== GOAL ==
From the data that follows, copy every line holding the string "JSON".

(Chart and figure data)

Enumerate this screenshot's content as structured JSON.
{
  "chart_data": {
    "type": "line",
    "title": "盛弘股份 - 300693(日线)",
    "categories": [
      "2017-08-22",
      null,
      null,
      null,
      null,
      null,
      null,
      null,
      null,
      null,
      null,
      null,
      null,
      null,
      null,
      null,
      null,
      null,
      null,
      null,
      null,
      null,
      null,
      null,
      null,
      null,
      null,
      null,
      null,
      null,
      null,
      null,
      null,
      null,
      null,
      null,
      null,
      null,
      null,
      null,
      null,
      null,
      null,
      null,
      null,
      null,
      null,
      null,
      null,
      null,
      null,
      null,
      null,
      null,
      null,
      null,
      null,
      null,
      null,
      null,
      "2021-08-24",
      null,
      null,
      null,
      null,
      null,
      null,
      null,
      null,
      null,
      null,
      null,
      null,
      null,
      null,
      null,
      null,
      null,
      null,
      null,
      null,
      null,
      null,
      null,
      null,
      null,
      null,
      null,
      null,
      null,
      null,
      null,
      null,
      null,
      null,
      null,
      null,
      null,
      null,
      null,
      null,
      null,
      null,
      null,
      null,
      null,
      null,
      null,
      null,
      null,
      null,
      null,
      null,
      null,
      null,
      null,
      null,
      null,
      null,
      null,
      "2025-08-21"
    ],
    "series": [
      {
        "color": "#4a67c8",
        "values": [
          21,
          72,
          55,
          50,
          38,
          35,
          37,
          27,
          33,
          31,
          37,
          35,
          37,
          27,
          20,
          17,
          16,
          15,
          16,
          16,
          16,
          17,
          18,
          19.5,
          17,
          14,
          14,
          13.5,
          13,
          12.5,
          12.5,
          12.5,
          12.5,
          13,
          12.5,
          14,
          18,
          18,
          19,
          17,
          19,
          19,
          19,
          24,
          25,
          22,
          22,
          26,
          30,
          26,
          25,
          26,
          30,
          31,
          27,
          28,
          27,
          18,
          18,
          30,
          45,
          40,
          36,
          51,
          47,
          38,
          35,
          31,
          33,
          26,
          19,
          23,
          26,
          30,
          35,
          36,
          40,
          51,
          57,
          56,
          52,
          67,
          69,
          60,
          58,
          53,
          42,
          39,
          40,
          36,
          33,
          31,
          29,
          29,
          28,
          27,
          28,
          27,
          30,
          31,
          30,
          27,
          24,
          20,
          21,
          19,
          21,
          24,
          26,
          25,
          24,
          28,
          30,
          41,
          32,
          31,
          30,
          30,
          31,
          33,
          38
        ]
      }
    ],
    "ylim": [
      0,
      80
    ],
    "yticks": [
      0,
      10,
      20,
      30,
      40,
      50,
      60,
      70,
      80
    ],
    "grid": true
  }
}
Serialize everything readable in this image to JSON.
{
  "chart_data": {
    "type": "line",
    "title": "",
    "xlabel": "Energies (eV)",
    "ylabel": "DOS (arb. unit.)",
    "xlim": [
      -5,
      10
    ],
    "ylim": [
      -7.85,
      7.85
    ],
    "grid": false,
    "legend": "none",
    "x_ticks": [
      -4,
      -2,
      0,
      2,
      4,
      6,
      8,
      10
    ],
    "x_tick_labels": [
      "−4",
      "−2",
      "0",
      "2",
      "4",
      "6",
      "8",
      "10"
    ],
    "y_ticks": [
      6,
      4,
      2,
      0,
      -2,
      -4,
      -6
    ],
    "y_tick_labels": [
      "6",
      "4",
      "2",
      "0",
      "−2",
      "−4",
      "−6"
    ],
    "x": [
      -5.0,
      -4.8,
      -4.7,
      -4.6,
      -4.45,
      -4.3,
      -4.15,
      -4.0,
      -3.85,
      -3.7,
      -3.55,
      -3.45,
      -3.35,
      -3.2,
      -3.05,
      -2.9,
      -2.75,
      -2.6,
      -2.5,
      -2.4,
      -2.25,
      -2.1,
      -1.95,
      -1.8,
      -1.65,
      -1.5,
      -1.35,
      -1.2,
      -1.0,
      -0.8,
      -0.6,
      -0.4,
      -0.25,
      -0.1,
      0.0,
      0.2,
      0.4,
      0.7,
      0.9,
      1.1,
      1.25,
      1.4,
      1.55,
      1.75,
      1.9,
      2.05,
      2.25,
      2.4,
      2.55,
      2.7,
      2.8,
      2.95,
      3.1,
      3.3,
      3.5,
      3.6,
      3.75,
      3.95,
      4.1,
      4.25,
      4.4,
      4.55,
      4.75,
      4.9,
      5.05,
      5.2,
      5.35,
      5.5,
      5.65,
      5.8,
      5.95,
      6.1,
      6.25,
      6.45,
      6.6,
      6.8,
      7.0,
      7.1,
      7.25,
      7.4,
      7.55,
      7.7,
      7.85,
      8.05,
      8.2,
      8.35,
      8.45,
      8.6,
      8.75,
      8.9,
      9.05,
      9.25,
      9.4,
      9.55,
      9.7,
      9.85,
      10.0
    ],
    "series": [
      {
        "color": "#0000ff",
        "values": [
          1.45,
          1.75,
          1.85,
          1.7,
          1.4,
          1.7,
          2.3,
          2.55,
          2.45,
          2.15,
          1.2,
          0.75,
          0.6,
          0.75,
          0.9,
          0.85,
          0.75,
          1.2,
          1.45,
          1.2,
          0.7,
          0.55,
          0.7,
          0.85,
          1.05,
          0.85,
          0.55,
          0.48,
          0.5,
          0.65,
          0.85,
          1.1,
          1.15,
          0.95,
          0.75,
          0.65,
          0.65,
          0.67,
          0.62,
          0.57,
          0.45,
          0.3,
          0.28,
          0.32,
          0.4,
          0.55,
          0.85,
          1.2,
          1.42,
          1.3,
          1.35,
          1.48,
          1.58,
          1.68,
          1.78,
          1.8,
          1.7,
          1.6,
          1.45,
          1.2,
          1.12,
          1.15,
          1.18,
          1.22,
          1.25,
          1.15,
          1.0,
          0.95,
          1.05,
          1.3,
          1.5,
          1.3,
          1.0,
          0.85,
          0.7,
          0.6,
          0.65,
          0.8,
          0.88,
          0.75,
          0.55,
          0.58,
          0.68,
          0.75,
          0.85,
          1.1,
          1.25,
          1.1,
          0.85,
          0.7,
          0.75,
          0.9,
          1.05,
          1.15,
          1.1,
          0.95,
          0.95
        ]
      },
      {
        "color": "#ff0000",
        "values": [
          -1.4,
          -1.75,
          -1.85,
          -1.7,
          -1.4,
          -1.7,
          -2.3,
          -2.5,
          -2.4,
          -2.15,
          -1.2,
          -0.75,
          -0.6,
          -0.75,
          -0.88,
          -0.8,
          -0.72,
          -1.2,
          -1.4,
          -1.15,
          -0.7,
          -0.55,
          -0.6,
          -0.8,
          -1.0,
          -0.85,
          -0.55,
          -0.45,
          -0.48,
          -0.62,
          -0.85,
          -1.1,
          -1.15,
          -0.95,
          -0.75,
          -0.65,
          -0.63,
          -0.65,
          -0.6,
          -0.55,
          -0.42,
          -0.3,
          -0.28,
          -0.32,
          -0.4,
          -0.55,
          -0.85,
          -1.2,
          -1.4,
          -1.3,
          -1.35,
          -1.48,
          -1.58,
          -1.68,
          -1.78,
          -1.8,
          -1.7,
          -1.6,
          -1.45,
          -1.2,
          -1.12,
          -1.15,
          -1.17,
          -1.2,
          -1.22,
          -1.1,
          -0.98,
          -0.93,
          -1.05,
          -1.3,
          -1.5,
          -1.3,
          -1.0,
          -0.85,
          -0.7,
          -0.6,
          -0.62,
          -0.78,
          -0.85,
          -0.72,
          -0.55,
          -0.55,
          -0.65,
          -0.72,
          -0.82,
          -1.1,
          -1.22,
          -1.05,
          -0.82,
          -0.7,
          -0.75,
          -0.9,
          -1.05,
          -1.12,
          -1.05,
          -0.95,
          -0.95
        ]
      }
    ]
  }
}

== RESULT FOR THIS TASK ==
Enumerate this screenshot's content as structured JSON.
Serialize everything readable in this image to JSON.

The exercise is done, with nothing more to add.